* **Instructions for the task**: Output only the lines from the one holding "What data populates" to the end of the data below, please, copied exactly.

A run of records
>> START

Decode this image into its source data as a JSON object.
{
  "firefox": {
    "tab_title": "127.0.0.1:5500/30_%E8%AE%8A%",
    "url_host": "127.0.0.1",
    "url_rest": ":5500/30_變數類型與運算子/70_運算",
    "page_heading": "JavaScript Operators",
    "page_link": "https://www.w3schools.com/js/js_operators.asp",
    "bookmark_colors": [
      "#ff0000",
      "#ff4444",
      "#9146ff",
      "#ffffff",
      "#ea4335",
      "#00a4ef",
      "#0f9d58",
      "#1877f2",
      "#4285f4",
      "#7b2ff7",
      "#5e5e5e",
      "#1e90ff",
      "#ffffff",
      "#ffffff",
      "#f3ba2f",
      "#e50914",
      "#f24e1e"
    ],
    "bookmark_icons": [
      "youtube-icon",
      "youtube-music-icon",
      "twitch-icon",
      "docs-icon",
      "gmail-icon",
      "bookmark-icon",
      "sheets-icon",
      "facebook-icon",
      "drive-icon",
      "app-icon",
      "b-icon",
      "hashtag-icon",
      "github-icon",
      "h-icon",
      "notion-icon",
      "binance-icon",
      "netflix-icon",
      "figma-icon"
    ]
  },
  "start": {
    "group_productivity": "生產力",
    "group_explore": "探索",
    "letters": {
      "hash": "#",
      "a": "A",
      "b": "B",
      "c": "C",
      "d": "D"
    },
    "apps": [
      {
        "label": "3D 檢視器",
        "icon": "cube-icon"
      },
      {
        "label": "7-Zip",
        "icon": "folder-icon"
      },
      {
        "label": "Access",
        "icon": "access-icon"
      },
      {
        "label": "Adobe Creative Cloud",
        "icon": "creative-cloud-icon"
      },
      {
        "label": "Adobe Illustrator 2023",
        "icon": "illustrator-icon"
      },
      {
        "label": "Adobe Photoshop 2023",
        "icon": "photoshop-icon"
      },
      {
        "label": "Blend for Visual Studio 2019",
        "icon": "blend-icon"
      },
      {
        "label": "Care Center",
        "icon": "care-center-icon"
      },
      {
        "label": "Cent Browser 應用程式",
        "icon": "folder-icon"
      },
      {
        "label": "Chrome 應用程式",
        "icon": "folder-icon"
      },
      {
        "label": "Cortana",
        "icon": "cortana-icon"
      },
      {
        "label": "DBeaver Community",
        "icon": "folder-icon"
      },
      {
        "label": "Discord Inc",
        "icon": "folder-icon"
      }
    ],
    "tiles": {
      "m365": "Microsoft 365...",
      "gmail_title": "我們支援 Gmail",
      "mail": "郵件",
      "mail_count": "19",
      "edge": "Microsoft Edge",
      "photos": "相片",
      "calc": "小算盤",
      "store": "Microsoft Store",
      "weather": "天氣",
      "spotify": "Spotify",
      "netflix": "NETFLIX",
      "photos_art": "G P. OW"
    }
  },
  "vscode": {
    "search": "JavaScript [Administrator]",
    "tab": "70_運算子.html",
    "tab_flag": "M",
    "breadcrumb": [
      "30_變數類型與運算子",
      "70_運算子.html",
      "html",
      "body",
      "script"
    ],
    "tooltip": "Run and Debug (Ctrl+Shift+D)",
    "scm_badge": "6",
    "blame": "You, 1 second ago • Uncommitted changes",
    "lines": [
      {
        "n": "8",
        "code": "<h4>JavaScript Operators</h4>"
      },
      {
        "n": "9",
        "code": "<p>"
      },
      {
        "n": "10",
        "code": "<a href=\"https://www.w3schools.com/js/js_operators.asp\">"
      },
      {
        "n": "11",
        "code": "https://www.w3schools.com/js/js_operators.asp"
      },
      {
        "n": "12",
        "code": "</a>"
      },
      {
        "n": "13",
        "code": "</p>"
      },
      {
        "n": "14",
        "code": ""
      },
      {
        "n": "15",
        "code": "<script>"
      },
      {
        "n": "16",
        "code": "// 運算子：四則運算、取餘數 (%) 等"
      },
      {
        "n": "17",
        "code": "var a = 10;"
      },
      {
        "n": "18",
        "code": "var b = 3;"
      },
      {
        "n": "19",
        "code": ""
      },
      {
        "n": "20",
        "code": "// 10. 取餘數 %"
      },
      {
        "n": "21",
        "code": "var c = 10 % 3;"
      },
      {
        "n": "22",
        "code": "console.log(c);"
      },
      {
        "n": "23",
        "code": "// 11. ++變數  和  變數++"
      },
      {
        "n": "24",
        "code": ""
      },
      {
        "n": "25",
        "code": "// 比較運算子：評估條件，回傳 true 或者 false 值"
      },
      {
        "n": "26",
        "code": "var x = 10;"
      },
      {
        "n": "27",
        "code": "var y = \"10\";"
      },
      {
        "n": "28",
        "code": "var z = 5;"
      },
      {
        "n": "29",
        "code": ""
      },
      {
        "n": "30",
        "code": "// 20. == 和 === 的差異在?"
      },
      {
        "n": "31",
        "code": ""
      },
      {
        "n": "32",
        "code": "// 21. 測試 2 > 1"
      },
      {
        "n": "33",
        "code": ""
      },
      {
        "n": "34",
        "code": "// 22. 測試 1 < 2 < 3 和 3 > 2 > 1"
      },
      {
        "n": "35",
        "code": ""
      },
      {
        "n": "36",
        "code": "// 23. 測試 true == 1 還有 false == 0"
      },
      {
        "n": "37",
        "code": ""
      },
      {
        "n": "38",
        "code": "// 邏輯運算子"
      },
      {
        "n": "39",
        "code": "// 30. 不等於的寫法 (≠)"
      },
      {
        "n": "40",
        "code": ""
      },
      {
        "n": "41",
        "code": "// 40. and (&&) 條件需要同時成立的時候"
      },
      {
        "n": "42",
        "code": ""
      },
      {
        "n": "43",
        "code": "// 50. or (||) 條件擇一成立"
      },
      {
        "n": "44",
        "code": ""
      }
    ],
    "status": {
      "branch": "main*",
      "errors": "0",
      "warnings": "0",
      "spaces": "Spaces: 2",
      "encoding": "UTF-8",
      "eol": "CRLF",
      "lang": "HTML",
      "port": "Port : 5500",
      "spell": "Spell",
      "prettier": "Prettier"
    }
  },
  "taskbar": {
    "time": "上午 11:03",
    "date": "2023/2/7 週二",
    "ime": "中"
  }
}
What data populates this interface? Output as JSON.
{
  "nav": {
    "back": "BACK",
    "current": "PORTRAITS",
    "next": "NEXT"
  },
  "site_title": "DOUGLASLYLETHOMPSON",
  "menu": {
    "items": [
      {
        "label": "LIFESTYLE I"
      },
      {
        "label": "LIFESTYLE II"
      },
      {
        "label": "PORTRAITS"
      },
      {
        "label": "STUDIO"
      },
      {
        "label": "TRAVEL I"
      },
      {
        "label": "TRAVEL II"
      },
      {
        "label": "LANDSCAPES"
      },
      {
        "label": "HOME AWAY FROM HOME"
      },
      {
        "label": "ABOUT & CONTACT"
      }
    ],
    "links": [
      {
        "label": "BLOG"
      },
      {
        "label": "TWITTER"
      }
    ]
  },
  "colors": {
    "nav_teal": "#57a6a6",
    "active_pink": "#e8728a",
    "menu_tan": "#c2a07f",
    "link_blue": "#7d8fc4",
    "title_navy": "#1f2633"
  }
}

>> END

* **Result of this exercise**:
What data populates this interface? Output as JSON.
{
  "nav": {
    "back": "BACK",
    "current": "PORTRAITS",
    "next": "NEXT"
  },
  "site_title": "DOUGLASLYLETHOMPSON",
  "menu": {
    "items": [
      {
        "label": "LIFESTYLE I"
      },
      {
        "label": "LIFESTYLE II"
      },
      {
        "label": "PORTRAITS"
      },
      {
        "label": "STUDIO"
      },
      {
        "label": "TRAVEL I"
      },
      {
        "label": "TRAVEL II"
      },
      {
        "label": "LANDSCAPES"
      },
      {
        "label": "HOME AWAY FROM HOME"
      },
      {
        "label": "ABOUT & CONTACT"
      }
    ],
    "links": [
      {
        "label": "BLOG"
      },
      {
        "label": "TWITTER"
      }
    ]
  },
  "colors": {
    "nav_teal": "#57a6a6",
    "active_pink": "#e8728a",
    "menu_tan": "#c2a07f",
    "link_blue": "#7d8fc4",
    "title_navy": "#1f2633"
  }
}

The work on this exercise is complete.